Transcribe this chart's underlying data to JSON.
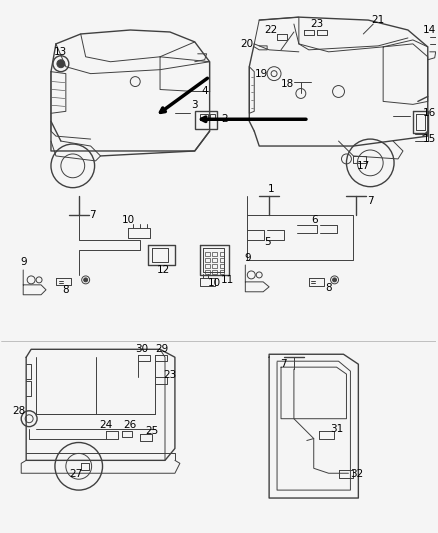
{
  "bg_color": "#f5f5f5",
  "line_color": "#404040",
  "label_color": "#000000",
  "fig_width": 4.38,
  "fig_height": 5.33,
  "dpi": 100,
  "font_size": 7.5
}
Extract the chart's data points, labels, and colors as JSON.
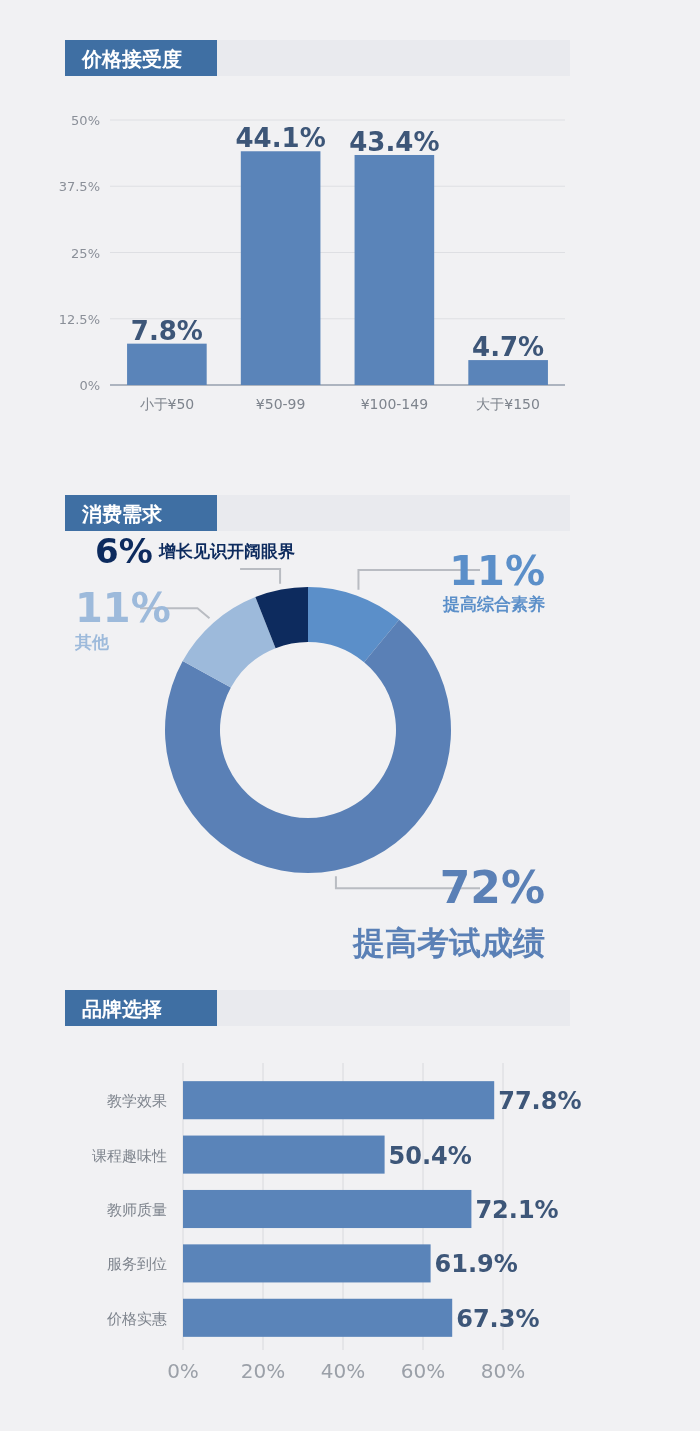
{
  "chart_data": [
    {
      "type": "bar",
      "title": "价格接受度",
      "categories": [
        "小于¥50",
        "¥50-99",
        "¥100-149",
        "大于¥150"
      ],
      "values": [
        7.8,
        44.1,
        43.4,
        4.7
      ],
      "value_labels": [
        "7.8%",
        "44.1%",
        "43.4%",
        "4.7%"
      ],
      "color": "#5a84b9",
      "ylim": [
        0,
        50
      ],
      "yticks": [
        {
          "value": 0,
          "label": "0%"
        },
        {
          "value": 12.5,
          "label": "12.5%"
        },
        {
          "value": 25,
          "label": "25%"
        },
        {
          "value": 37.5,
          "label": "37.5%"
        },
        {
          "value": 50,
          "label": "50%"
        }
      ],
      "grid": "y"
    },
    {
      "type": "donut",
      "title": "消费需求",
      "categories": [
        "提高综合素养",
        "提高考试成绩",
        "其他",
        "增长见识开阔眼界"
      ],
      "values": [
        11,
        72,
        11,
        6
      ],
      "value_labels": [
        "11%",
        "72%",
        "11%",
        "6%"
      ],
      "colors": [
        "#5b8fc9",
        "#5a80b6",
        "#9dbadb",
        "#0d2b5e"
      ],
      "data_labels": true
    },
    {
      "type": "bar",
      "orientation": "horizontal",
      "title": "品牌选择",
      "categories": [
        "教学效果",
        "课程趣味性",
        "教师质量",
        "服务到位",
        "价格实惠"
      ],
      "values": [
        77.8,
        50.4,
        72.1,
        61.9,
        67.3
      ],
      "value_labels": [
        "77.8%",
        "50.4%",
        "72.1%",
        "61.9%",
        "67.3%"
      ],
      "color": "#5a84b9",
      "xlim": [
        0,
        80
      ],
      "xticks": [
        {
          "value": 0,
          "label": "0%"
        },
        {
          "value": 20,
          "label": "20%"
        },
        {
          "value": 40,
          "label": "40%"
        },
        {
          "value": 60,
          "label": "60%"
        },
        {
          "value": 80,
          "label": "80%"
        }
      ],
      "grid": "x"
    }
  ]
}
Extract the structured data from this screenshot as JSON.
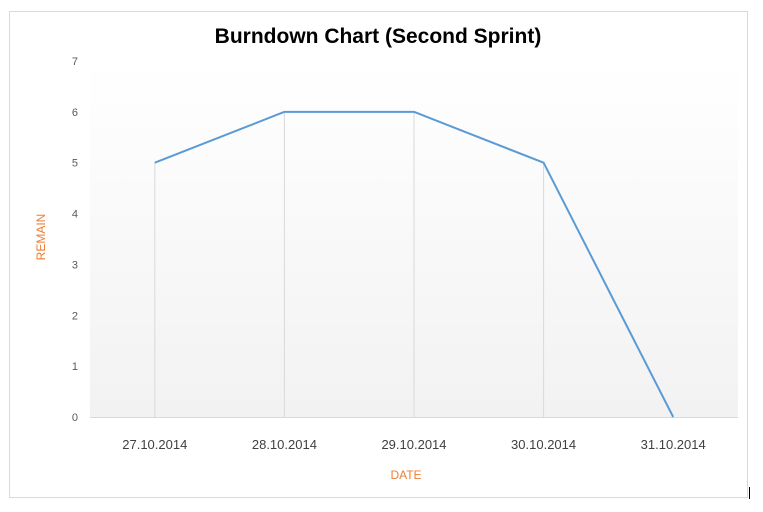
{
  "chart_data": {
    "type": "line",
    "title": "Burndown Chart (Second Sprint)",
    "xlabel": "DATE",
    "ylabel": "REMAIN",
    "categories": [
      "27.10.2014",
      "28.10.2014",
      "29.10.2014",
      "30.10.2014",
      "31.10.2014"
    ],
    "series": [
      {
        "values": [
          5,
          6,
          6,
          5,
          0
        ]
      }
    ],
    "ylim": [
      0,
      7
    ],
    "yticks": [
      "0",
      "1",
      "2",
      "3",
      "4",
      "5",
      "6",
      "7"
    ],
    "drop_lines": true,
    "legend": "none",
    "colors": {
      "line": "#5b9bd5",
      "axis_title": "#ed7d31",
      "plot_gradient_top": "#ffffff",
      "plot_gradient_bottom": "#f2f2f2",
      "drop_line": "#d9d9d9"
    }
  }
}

• Exercise requirements
Go through the material and copy out every line with "JSON" in it.

• Problem solution
Transcribe this chart's underlying data to JSON.
Extract the chart's data points, labels, and colors as JSON.
Extract the structured data from this screenshot as JSON.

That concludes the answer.